* _Extrait fourni_
Chauffer son logement grâce à des médicaments, c'est possible ! Récoltés par l'association Cyclamed, les médicaments non utilisés font aujourd'hui l'objet d'une valorisation énergétique par incinération. En 2008, les 12.530 tonnes amassées auraient permis de chauffer ou d'éclairer 8.000 logements en France.

Rapporter ses médicaments non utilisés (M.N.U) et ses emballages, même vides, chez le pharmacien est devenu un réflexe pour les ¾ des Français. Mais qu'advient-il d'eux une fois déposés ? Sont-ils recyclés ? Redistribués à des organisations humanitaires ? Si tel a été longtemps le cas, les choses ont changé. Depuis le 1er janvier 2009, tous les M.N.U (périmés ou pas), notamment ceux collectés par le dispositif Cyclamed, doivent faire l'objet d'une valorisation énergétique. Mis en place en 1993 par les professionnels de l'industrie pharmaceutique, ce dernier procède désormais à l'incinération systématique de tous les médicaments non utilisés, y compris ceux non périmés. L'énergie produite lors de la combustion est ensuite récupérée sous forme de vapeur pour le chauffage de logements, et/ou sous forme d'électricité pour l'éclairage de logements.

 

La récupération énergétique en hausse
Mais retour à l'officine. Car avant d'être incinérés, les médicaments doivent d'abord faire l'objet d'un tri. Effectué par le pharmacien lui-même, il consiste à séparer les emballages vides des médicaments non utilisés, périmés ou non, encore dans leurs boîtes. Les premiers rejoignent une filière de recyclage tandis que les autres sont récupérés par les grossistes répartiteurs qui les déposent à leur agence dans une benne. Une fois pleine, cette dernière est livrée par un transporteur à l'un des 52 incinérateurs partenaires du réseau. «Ces incinérateurs couvrent tout le territoire national et sont tous conformes aux normes environnementales les plus strictes», précise-t-on chez Cyclamed. A l'usine d'incinération, les médicaments ont terminés leurs courses. Ils rejoignent alors les autres déchets ménagers pour être incinérés.

* _Consigne_
Recopiez le passage de l'article sur les médicaments non utilisés qui s'ouvre sur les mots contenant "La récupération énergétique" et se ferme sur "pour être incinérés.", en substituant "distributeurs pharmaceutiques" à "grossistes répartiteurs". La liste qui suit provient d'une autre source.

* _Données d'analyse de mise en page_
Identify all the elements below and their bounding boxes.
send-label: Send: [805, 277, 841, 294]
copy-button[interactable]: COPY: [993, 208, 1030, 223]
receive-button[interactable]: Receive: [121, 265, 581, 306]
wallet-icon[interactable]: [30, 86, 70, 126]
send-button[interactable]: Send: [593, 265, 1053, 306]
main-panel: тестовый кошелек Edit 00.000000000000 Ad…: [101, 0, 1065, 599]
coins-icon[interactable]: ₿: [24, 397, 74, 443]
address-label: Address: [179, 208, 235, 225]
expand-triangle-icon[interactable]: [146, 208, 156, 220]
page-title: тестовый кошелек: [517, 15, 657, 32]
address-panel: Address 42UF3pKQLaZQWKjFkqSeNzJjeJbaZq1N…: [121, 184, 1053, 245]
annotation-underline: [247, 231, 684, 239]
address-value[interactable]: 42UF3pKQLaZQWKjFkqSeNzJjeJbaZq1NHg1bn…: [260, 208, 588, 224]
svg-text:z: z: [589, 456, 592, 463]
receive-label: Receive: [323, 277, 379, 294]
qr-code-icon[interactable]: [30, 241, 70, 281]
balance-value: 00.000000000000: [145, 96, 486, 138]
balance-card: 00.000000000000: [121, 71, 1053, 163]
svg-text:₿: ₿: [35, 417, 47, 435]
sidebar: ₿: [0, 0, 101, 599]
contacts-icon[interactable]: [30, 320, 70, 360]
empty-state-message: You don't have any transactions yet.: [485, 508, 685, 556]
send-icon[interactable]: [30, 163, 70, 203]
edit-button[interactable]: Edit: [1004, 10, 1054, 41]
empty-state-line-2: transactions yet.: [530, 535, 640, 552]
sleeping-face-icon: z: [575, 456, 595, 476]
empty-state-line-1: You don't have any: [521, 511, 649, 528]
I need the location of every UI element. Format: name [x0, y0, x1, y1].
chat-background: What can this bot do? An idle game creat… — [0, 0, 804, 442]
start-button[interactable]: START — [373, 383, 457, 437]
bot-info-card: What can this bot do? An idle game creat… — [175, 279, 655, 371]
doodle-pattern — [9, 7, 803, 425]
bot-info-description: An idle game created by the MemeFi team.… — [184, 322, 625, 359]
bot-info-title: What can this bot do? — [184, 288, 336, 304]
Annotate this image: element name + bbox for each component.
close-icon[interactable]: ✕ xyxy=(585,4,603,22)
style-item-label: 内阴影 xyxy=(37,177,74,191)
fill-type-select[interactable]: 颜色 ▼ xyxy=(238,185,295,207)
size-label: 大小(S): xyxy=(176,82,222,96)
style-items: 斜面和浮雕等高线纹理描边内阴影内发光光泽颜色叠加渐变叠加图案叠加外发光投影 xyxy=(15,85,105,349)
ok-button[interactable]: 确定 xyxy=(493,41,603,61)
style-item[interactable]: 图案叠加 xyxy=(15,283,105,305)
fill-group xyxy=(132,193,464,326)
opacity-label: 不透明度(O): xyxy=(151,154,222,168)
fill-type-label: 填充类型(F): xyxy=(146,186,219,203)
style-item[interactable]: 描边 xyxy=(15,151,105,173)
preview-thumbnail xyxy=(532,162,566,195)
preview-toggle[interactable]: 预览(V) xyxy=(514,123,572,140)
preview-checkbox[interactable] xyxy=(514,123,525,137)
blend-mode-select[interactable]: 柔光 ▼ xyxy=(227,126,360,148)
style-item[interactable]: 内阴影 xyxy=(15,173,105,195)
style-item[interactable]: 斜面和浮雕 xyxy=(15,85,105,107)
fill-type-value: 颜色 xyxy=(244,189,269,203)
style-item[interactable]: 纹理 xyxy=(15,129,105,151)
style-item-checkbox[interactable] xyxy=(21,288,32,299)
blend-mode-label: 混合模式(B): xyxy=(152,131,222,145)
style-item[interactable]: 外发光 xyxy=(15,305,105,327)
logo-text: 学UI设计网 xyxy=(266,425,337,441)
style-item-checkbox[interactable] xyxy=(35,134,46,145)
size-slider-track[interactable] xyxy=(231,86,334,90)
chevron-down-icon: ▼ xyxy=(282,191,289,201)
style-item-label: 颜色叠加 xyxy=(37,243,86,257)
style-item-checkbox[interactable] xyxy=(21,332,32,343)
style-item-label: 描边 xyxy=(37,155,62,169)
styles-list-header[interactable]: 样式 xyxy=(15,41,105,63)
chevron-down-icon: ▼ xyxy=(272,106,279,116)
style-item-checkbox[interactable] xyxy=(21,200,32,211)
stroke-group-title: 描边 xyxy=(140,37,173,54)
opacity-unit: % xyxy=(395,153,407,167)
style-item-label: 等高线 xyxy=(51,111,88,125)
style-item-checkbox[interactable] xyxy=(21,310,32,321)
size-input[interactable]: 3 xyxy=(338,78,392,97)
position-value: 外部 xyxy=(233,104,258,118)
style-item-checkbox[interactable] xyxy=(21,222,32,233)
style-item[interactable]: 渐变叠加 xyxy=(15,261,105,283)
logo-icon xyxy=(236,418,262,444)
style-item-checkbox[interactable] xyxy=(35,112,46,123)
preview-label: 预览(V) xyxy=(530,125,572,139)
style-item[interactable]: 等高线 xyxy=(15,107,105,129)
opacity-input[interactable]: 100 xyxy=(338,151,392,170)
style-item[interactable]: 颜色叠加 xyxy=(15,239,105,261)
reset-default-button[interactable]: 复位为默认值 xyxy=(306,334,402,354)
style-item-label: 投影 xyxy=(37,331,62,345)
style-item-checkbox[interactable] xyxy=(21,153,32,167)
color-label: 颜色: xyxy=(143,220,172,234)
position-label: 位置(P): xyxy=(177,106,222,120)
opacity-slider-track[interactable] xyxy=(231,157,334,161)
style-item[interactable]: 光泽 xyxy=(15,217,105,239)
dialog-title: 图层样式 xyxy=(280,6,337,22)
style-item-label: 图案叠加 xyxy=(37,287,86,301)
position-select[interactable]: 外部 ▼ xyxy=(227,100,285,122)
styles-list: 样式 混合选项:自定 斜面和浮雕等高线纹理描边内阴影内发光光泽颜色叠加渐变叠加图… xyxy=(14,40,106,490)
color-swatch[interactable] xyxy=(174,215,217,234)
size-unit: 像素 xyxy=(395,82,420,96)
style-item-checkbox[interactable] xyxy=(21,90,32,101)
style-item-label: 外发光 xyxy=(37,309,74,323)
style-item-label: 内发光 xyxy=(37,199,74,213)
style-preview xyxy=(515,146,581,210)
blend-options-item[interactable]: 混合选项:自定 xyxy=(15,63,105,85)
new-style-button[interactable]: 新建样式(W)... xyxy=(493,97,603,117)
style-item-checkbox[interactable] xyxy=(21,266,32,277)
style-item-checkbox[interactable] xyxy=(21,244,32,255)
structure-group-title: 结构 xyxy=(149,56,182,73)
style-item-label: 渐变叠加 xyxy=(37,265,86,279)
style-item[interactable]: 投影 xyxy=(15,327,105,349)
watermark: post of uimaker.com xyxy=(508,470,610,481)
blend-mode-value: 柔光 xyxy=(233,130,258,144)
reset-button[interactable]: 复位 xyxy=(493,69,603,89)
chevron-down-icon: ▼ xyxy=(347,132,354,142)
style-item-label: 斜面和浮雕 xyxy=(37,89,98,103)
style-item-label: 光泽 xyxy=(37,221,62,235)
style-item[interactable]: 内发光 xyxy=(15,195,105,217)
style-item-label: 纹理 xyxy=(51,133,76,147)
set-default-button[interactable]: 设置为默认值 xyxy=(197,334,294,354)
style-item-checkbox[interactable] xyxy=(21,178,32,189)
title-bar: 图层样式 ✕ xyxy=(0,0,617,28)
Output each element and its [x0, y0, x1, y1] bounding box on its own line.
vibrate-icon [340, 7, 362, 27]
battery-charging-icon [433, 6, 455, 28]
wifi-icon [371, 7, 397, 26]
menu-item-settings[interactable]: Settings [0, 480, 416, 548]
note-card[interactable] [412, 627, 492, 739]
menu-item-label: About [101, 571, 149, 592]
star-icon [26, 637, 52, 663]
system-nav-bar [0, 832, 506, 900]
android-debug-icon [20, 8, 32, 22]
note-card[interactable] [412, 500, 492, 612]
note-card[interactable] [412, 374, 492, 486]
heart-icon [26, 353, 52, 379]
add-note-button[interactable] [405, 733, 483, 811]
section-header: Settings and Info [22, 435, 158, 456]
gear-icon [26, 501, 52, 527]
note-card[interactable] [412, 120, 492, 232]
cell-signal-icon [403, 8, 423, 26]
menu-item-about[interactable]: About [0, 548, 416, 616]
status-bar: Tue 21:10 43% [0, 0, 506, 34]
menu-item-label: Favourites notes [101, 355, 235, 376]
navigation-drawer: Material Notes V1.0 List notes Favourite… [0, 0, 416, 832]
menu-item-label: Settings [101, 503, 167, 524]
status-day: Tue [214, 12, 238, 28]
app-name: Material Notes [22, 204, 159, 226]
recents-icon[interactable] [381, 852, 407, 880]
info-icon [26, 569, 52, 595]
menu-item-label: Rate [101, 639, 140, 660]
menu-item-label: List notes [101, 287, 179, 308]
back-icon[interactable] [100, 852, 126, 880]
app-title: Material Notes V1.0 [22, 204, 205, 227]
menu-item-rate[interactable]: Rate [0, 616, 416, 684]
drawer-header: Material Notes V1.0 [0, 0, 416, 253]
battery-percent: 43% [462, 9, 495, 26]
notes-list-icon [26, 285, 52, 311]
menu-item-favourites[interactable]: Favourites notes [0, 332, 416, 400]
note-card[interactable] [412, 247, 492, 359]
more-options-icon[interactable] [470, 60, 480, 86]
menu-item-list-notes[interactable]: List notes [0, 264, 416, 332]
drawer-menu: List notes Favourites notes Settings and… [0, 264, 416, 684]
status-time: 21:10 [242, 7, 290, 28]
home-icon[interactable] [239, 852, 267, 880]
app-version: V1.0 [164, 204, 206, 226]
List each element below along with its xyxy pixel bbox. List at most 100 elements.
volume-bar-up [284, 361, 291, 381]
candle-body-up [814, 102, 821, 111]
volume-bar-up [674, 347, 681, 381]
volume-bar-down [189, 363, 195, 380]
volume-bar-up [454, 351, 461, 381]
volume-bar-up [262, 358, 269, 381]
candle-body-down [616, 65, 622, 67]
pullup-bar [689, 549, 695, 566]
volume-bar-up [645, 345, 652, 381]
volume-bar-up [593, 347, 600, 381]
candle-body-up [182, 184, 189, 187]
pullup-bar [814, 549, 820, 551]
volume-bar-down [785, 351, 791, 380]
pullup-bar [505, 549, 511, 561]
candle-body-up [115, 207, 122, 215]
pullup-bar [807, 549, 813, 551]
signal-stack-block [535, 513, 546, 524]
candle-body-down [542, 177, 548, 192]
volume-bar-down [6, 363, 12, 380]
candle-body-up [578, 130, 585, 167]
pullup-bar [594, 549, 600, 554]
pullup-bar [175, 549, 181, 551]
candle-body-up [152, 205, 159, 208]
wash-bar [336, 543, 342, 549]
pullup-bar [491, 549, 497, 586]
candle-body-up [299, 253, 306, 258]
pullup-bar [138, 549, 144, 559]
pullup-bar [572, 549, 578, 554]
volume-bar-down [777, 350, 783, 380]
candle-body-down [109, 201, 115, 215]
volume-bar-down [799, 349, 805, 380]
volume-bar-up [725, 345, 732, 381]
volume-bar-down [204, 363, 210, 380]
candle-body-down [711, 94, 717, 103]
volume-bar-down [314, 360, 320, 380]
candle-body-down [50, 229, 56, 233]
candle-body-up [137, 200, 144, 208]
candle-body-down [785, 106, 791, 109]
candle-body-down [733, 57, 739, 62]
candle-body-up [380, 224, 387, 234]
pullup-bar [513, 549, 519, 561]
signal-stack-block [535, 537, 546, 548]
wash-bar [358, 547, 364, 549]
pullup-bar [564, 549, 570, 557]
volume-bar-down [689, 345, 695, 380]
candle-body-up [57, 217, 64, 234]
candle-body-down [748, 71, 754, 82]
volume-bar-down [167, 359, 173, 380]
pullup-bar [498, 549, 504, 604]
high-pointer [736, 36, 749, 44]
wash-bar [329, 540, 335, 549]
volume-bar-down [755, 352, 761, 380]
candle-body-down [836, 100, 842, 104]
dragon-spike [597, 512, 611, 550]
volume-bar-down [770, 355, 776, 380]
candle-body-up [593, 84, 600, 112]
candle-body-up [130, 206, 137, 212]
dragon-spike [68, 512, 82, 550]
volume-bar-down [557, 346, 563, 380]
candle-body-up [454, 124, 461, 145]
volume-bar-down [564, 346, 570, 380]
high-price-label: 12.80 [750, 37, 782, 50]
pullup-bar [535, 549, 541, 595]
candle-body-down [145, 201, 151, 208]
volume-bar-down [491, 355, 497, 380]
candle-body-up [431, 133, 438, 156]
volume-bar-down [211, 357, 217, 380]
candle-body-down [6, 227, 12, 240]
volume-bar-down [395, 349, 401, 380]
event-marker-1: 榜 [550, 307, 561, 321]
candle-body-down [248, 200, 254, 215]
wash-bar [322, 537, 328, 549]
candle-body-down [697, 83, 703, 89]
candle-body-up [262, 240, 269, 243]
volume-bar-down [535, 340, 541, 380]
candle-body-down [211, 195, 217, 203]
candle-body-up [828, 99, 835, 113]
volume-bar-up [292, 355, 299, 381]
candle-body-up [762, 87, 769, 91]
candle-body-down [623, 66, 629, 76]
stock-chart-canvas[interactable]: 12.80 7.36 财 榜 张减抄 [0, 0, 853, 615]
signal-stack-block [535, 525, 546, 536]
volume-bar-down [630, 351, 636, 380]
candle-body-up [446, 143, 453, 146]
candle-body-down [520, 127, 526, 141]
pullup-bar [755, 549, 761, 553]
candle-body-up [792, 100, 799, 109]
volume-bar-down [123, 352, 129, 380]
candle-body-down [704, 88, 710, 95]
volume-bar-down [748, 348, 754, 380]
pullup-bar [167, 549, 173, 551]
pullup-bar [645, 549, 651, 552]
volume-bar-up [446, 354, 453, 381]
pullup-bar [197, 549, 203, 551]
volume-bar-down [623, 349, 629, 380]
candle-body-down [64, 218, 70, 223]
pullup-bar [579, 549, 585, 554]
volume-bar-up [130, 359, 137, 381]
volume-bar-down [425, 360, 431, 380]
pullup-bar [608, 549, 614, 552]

* _Corrigé_
La récupération énergétique en hausse
Mais retour à l'officine. Car avant d'être incinérés, les médicaments doivent d'abord faire l'objet d'un tri. Effectué par le pharmacien lui-même, il consiste à séparer les emballages vides des médicaments non utilisés, périmés ou non, encore dans leurs boîtes. Les premiers rejoignent une filière de recyclage tandis que les autres sont récupérés par les distributeurs pharmaceutiques qui les déposent à leur agence dans une benne. Une fois pleine, cette dernière est livrée par un transporteur à l'un des 52 incinérateurs partenaires du réseau. «Ces incinérateurs couvrent tout le territoire national et sont tous conformes aux normes environnementales les plus strictes», précise-t-on chez Cyclamed. A l'usine d'incinération, les médicaments ont terminés leurs courses. Ils rejoignent alors les autres déchets ménagers pour être incinérés.